◆ Supplied material ◆
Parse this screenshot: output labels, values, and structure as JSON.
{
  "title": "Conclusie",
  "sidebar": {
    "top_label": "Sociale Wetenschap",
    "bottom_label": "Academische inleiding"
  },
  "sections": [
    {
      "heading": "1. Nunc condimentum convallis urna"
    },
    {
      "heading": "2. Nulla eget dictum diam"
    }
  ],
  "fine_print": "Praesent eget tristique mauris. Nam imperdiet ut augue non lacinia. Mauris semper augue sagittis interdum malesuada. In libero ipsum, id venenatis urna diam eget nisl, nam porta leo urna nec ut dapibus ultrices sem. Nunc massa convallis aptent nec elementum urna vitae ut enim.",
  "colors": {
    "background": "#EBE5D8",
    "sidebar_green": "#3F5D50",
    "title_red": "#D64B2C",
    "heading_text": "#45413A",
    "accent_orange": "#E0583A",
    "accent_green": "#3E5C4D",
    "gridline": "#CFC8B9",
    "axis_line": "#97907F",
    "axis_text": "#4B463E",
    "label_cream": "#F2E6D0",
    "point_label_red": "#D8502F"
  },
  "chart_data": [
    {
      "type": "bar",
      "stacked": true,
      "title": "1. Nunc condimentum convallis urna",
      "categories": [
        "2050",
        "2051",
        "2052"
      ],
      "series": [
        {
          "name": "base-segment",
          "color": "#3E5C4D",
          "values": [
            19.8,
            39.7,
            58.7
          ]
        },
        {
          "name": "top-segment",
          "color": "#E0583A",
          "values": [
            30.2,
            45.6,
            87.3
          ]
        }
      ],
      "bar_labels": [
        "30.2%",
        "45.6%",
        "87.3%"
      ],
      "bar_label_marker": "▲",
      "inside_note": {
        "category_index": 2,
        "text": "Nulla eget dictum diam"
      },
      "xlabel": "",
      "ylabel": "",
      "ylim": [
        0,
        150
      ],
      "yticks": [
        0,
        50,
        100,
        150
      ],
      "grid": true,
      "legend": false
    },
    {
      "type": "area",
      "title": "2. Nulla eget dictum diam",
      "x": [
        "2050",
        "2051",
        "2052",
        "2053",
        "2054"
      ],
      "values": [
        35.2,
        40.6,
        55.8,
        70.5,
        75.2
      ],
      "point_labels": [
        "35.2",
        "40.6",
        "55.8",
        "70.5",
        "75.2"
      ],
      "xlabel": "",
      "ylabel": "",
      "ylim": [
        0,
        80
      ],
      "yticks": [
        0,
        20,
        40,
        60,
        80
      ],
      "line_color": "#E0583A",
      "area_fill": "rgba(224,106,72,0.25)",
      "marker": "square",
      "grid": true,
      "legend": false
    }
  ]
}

◆ Exercise description ◆
Write the entire listing out again, word for word.

◆ Answer to the exercise ◆
Parse this screenshot: output labels, values, and structure as JSON.
{
  "title": "Conclusie",
  "sidebar": {
    "top_label": "Sociale Wetenschap",
    "bottom_label": "Academische inleiding"
  },
  "sections": [
    {
      "heading": "1. Nunc condimentum convallis urna"
    },
    {
      "heading": "2. Nulla eget dictum diam"
    }
  ],
  "fine_print": "Praesent eget tristique mauris. Nam imperdiet ut augue non lacinia. Mauris semper augue sagittis interdum malesuada. In libero ipsum, id venenatis urna diam eget nisl, nam porta leo urna nec ut dapibus ultrices sem. Nunc massa convallis aptent nec elementum urna vitae ut enim.",
  "colors": {
    "background": "#EBE5D8",
    "sidebar_green": "#3F5D50",
    "title_red": "#D64B2C",
    "heading_text": "#45413A",
    "accent_orange": "#E0583A",
    "accent_green": "#3E5C4D",
    "gridline": "#CFC8B9",
    "axis_line": "#97907F",
    "axis_text": "#4B463E",
    "label_cream": "#F2E6D0",
    "point_label_red": "#D8502F"
  },
  "chart_data": [
    {
      "type": "bar",
      "stacked": true,
      "title": "1. Nunc condimentum convallis urna",
      "categories": [
        "2050",
        "2051",
        "2052"
      ],
      "series": [
        {
          "name": "base-segment",
          "color": "#3E5C4D",
          "values": [
            19.8,
            39.7,
            58.7
          ]
        },
        {
          "name": "top-segment",
          "color": "#E0583A",
          "values": [
            30.2,
            45.6,
            87.3
          ]
        }
      ],
      "bar_labels": [
        "30.2%",
        "45.6%",
        "87.3%"
      ],
      "bar_label_marker": "▲",
      "inside_note": {
        "category_index": 2,
        "text": "Nulla eget dictum diam"
      },
      "xlabel": "",
      "ylabel": "",
      "ylim": [
        0,
        150
      ],
      "yticks": [
        0,
        50,
        100,
        150
      ],
      "grid": true,
      "legend": false
    },
    {
      "type": "area",
      "title": "2. Nulla eget dictum diam",
      "x": [
        "2050",
        "2051",
        "2052",
        "2053",
        "2054"
      ],
      "values": [
        35.2,
        40.6,
        55.8,
        70.5,
        75.2
      ],
      "point_labels": [
        "35.2",
        "40.6",
        "55.8",
        "70.5",
        "75.2"
      ],
      "xlabel": "",
      "ylabel": "",
      "ylim": [
        0,
        80
      ],
      "yticks": [
        0,
        20,
        40,
        60,
        80
      ],
      "line_color": "#E0583A",
      "area_fill": "rgba(224,106,72,0.25)",
      "marker": "square",
      "grid": true,
      "legend": false
    }
  ]
}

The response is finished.